Short problem: Locate and copy all lines bearing the word "title".

Input:

····················

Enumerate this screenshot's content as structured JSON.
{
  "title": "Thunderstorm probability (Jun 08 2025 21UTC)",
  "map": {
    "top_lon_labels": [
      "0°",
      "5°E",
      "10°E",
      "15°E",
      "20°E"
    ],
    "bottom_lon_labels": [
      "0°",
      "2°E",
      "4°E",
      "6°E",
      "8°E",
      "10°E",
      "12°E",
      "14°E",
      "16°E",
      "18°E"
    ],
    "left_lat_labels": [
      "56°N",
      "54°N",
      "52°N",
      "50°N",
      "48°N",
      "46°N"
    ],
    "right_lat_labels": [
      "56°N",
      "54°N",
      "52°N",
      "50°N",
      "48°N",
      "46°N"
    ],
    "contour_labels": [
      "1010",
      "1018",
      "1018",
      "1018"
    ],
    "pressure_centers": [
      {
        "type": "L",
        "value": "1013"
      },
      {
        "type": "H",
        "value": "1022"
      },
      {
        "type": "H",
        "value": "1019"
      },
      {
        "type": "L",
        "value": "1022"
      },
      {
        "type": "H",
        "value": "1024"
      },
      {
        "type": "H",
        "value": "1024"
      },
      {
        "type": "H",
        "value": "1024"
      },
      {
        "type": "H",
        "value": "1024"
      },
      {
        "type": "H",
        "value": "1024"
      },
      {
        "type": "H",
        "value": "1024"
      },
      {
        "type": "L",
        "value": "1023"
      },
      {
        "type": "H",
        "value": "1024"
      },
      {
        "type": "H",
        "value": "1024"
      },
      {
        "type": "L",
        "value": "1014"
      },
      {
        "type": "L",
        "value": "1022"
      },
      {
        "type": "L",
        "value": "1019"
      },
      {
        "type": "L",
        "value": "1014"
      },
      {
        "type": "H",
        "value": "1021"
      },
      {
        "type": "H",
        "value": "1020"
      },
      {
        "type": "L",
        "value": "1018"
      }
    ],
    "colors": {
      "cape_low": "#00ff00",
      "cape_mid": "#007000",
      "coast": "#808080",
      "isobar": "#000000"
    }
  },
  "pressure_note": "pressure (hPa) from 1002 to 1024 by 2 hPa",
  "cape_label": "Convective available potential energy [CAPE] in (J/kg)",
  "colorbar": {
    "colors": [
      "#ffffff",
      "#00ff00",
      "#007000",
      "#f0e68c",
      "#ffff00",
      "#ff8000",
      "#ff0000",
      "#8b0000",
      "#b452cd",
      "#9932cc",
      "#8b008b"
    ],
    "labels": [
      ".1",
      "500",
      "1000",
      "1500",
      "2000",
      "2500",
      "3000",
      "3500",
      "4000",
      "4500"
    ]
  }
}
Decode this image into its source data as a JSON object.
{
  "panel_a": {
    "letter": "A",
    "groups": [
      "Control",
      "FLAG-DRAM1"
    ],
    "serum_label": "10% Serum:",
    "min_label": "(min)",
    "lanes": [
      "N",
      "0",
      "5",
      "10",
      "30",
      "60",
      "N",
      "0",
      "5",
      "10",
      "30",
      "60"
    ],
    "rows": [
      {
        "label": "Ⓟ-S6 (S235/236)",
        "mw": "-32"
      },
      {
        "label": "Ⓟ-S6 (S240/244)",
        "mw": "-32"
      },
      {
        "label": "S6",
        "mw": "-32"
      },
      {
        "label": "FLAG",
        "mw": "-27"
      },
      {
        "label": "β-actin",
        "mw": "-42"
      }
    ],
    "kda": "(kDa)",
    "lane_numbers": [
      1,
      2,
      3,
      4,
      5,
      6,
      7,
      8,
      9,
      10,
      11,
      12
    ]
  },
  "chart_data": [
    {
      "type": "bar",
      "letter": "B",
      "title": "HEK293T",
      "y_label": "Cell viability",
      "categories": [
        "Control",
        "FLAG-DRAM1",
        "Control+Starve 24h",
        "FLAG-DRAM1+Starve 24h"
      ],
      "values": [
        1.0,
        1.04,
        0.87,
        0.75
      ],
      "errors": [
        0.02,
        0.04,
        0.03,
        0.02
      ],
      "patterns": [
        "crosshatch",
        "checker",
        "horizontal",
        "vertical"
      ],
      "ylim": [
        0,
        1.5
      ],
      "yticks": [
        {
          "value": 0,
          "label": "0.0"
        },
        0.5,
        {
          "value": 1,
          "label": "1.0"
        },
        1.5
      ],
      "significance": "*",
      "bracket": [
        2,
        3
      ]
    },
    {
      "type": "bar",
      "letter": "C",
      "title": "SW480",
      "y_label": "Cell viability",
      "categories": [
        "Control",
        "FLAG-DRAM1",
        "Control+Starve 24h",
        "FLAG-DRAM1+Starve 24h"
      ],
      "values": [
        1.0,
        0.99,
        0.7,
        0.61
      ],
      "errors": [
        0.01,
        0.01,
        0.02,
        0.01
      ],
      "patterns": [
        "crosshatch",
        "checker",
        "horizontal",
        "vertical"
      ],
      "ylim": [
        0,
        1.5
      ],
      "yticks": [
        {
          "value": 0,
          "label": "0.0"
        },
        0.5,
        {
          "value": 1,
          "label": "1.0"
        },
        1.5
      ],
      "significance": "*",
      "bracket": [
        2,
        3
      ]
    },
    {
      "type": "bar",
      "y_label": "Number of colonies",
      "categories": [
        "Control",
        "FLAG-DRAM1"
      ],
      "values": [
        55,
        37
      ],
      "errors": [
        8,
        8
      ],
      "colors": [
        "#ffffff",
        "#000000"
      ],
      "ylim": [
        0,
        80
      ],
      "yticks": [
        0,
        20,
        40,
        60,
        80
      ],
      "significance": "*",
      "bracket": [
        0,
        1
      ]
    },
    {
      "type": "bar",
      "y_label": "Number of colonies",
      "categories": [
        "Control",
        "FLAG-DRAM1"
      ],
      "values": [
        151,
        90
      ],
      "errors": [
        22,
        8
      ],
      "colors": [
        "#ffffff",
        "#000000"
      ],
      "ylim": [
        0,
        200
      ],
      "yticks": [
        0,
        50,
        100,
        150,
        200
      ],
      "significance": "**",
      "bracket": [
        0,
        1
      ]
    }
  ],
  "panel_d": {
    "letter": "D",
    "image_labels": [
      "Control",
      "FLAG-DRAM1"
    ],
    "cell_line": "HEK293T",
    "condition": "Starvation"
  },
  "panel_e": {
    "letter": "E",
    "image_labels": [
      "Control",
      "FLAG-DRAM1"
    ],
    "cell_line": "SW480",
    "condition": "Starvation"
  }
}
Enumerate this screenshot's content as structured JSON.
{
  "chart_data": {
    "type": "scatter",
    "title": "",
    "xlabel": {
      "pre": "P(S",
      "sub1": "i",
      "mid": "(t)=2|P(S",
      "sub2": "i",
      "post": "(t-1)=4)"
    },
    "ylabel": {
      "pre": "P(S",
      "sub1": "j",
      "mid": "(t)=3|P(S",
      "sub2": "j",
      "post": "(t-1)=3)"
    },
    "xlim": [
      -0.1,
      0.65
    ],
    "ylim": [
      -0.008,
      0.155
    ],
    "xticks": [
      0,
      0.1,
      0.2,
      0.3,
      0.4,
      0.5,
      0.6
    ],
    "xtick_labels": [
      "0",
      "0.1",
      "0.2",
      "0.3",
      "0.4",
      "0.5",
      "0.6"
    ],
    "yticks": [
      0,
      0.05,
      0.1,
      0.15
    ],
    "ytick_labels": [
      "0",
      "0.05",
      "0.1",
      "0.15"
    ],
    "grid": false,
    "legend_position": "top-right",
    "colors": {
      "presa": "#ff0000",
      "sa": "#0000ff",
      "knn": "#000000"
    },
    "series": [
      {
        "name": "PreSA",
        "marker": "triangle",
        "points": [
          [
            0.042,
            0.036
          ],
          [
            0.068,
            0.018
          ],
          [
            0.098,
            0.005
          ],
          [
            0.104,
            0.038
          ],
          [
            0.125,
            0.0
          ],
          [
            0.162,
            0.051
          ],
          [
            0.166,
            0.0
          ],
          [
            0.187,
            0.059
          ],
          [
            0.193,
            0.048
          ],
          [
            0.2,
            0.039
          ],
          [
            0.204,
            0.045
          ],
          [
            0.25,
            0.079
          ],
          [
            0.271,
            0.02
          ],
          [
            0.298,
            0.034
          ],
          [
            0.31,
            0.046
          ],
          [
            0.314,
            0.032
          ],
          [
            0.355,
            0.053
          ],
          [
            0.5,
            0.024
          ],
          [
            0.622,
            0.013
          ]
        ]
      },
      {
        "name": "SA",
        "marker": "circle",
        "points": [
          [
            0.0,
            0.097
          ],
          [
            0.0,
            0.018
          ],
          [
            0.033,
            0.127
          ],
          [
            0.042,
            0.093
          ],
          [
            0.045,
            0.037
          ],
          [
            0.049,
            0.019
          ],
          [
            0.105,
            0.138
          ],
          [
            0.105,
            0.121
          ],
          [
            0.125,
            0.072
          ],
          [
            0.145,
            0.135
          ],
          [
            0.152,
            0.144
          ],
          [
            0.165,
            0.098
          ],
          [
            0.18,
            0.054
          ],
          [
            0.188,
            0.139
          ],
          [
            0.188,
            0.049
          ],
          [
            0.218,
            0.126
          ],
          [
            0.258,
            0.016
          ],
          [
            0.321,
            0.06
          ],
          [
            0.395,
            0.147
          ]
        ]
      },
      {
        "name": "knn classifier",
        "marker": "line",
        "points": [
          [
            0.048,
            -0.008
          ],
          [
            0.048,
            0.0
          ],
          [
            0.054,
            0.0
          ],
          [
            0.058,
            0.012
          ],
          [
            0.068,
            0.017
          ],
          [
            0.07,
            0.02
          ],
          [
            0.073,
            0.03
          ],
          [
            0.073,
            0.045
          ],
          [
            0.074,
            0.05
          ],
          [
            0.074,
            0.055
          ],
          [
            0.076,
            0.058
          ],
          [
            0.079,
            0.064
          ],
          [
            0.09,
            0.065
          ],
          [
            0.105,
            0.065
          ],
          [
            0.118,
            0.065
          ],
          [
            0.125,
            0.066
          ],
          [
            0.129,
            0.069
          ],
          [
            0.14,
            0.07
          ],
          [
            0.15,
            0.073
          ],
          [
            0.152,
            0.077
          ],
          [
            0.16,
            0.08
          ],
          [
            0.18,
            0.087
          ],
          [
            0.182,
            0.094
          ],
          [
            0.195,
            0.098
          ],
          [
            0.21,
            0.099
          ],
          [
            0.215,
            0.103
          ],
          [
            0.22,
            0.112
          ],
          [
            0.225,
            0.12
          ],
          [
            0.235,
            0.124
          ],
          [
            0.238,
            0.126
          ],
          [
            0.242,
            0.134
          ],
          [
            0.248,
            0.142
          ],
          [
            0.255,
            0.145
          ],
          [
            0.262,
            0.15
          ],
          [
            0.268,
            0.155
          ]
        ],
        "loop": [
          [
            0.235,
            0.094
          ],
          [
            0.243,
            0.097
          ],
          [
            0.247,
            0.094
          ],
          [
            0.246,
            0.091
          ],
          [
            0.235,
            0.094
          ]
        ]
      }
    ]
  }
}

····················

Task response:
  "title": "Thunderstorm probability (Jun 08 2025 21UTC)",
      "title": "HEK293T",
      "title": "SW480",
    "title": "",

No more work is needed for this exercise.